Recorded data
Begin

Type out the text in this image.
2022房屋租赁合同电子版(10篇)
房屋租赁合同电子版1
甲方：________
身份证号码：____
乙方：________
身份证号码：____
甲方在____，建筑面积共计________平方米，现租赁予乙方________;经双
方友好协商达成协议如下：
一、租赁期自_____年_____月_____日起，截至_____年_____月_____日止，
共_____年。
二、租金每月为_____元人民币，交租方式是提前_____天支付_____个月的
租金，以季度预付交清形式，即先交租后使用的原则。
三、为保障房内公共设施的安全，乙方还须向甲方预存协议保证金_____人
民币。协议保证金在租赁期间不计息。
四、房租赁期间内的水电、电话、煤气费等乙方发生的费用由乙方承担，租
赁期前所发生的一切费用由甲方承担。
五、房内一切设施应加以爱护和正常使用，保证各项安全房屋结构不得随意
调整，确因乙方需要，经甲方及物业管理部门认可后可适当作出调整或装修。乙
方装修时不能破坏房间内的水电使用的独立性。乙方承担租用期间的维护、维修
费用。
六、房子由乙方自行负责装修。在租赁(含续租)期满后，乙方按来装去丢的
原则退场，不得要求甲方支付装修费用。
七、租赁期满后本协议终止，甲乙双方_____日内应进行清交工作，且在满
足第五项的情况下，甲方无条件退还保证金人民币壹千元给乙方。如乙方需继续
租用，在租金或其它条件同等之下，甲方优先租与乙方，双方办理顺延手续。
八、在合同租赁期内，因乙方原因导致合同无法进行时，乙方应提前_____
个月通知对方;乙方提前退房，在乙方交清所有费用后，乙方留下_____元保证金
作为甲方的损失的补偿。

End

Output an exact copy of each record.

Type out the text in this image.
2022房屋租赁合同电子版(10篇)
房屋租赁合同电子版1
甲方：________
身份证号码：____
乙方：________
身份证号码：____
甲方在____，建筑面积共计________平方米，现租赁予乙方________;经双
方友好协商达成协议如下：
一、租赁期自_____年_____月_____日起，截至_____年_____月_____日止，
共_____年。
二、租金每月为_____元人民币，交租方式是提前_____天支付_____个月的
租金，以季度预付交清形式，即先交租后使用的原则。
三、为保障房内公共设施的安全，乙方还须向甲方预存协议保证金_____人
民币。协议保证金在租赁期间不计息。
四、房租赁期间内的水电、电话、煤气费等乙方发生的费用由乙方承担，租
赁期前所发生的一切费用由甲方承担。
五、房内一切设施应加以爱护和正常使用，保证各项安全房屋结构不得随意
调整，确因乙方需要，经甲方及物业管理部门认可后可适当作出调整或装修。乙
方装修时不能破坏房间内的水电使用的独立性。乙方承担租用期间的维护、维修
费用。
六、房子由乙方自行负责装修。在租赁(含续租)期满后，乙方按来装去丢的
原则退场，不得要求甲方支付装修费用。
七、租赁期满后本协议终止，甲乙双方_____日内应进行清交工作，且在满
足第五项的情况下，甲方无条件退还保证金人民币壹千元给乙方。如乙方需继续
租用，在租金或其它条件同等之下，甲方优先租与乙方，双方办理顺延手续。
八、在合同租赁期内，因乙方原因导致合同无法进行时，乙方应提前_____
个月通知对方;乙方提前退房，在乙方交清所有费用后，乙方留下_____元保证金
作为甲方的损失的补偿。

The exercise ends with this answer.